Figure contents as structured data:

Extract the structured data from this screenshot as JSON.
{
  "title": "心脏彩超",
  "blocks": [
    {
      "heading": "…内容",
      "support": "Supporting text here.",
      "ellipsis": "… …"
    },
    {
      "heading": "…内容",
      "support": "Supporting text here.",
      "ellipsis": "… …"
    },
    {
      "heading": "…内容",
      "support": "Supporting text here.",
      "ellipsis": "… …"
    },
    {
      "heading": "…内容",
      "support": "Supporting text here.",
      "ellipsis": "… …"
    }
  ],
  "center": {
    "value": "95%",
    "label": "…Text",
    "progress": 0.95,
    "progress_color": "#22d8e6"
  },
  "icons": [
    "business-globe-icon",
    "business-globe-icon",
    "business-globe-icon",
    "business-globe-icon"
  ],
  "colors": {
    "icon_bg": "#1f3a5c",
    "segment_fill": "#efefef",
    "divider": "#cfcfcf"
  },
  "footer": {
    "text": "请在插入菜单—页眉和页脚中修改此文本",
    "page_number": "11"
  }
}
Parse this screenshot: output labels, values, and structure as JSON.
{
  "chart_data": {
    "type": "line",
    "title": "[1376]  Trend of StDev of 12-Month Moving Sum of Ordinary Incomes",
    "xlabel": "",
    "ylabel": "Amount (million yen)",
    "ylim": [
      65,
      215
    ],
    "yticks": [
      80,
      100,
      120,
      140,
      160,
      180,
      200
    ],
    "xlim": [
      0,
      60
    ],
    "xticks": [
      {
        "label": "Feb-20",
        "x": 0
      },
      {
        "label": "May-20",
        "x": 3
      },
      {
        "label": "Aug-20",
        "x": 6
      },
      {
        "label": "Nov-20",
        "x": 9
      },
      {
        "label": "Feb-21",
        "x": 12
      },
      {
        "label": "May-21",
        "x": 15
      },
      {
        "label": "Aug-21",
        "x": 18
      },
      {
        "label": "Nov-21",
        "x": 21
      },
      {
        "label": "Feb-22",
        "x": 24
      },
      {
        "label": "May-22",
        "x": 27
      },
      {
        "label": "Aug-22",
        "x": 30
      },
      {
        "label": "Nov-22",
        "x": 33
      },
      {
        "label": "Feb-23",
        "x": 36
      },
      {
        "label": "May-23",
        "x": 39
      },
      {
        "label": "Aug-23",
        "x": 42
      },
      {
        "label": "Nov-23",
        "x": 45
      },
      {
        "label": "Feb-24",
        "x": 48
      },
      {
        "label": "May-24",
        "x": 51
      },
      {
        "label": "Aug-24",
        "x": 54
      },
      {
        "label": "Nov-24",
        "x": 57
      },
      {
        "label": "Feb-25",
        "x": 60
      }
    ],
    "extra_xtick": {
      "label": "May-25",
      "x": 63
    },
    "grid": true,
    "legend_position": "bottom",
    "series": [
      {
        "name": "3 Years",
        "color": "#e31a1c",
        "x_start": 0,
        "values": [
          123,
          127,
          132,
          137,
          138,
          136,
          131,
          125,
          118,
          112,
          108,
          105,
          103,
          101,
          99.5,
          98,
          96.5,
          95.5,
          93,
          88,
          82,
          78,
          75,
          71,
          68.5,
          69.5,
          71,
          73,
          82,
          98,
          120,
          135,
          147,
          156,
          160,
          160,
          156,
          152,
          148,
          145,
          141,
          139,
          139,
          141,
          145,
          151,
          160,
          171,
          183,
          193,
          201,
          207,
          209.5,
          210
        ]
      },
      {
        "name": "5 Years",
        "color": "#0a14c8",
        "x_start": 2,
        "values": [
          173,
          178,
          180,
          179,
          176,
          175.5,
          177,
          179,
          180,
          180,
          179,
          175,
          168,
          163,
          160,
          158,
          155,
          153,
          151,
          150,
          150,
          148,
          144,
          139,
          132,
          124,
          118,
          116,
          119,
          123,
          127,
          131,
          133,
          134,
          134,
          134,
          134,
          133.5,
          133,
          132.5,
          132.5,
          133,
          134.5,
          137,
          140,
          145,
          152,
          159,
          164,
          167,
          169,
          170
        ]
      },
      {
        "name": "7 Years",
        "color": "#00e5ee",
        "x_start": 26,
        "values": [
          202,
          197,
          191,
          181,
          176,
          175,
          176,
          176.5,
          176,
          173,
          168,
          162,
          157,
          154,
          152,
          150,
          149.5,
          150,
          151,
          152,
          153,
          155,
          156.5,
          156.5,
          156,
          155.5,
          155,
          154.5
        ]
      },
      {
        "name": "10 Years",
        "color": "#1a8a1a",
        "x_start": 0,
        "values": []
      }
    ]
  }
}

_Problem details_.
Transcribe all lines as written.

_Completed exercise_.
Extract the structured data from this screenshot as JSON.
{
  "title": "心脏彩超",
  "blocks": [
    {
      "heading": "…内容",
      "support": "Supporting text here.",
      "ellipsis": "… …"
    },
    {
      "heading": "…内容",
      "support": "Supporting text here.",
      "ellipsis": "… …"
    },
    {
      "heading": "…内容",
      "support": "Supporting text here.",
      "ellipsis": "… …"
    },
    {
      "heading": "…内容",
      "support": "Supporting text here.",
      "ellipsis": "… …"
    }
  ],
  "center": {
    "value": "95%",
    "label": "…Text",
    "progress": 0.95,
    "progress_color": "#22d8e6"
  },
  "icons": [
    "business-globe-icon",
    "business-globe-icon",
    "business-globe-icon",
    "business-globe-icon"
  ],
  "colors": {
    "icon_bg": "#1f3a5c",
    "segment_fill": "#efefef",
    "divider": "#cfcfcf"
  },
  "footer": {
    "text": "请在插入菜单—页眉和页脚中修改此文本",
    "page_number": "11"
  }
}
Parse this screenshot: output labels, values, and structure as JSON.
{
  "chart_data": {
    "type": "line",
    "title": "[1376]  Trend of StDev of 12-Month Moving Sum of Ordinary Incomes",
    "xlabel": "",
    "ylabel": "Amount (million yen)",
    "ylim": [
      65,
      215
    ],
    "yticks": [
      80,
      100,
      120,
      140,
      160,
      180,
      200
    ],
    "xlim": [
      0,
      60
    ],
    "xticks": [
      {
        "label": "Feb-20",
        "x": 0
      },
      {
        "label": "May-20",
        "x": 3
      },
      {
        "label": "Aug-20",
        "x": 6
      },
      {
        "label": "Nov-20",
        "x": 9
      },
      {
        "label": "Feb-21",
        "x": 12
      },
      {
        "label": "May-21",
        "x": 15
      },
      {
        "label": "Aug-21",
        "x": 18
      },
      {
        "label": "Nov-21",
        "x": 21
      },
      {
        "label": "Feb-22",
        "x": 24
      },
      {
        "label": "May-22",
        "x": 27
      },
      {
        "label": "Aug-22",
        "x": 30
      },
      {
        "label": "Nov-22",
        "x": 33
      },
      {
        "label": "Feb-23",
        "x": 36
      },
      {
        "label": "May-23",
        "x": 39
      },
      {
        "label": "Aug-23",
        "x": 42
      },
      {
        "label": "Nov-23",
        "x": 45
      },
      {
        "label": "Feb-24",
        "x": 48
      },
      {
        "label": "May-24",
        "x": 51
      },
      {
        "label": "Aug-24",
        "x": 54
      },
      {
        "label": "Nov-24",
        "x": 57
      },
      {
        "label": "Feb-25",
        "x": 60
      }
    ],
    "extra_xtick": {
      "label": "May-25",
      "x": 63
    },
    "grid": true,
    "legend_position": "bottom",
    "series": [
      {
        "name": "3 Years",
        "color": "#e31a1c",
        "x_start": 0,
        "values": [
          123,
          127,
          132,
          137,
          138,
          136,
          131,
          125,
          118,
          112,
          108,
          105,
          103,
          101,
          99.5,
          98,
          96.5,
          95.5,
          93,
          88,
          82,
          78,
          75,
          71,
          68.5,
          69.5,
          71,
          73,
          82,
          98,
          120,
          135,
          147,
          156,
          160,
          160,
          156,
          152,
          148,
          145,
          141,
          139,
          139,
          141,
          145,
          151,
          160,
          171,
          183,
          193,
          201,
          207,
          209.5,
          210
        ]
      },
      {
        "name": "5 Years",
        "color": "#0a14c8",
        "x_start": 2,
        "values": [
          173,
          178,
          180,
          179,
          176,
          175.5,
          177,
          179,
          180,
          180,
          179,
          175,
          168,
          163,
          160,
          158,
          155,
          153,
          151,
          150,
          150,
          148,
          144,
          139,
          132,
          124,
          118,
          116,
          119,
          123,
          127,
          131,
          133,
          134,
          134,
          134,
          134,
          133.5,
          133,
          132.5,
          132.5,
          133,
          134.5,
          137,
          140,
          145,
          152,
          159,
          164,
          167,
          169,
          170
        ]
      },
      {
        "name": "7 Years",
        "color": "#00e5ee",
        "x_start": 26,
        "values": [
          202,
          197,
          191,
          181,
          176,
          175,
          176,
          176.5,
          176,
          173,
          168,
          162,
          157,
          154,
          152,
          150,
          149.5,
          150,
          151,
          152,
          153,
          155,
          156.5,
          156.5,
          156,
          155.5,
          155,
          154.5
        ]
      },
      {
        "name": "10 Years",
        "color": "#1a8a1a",
        "x_start": 0,
        "values": []
      }
    ]
  }
}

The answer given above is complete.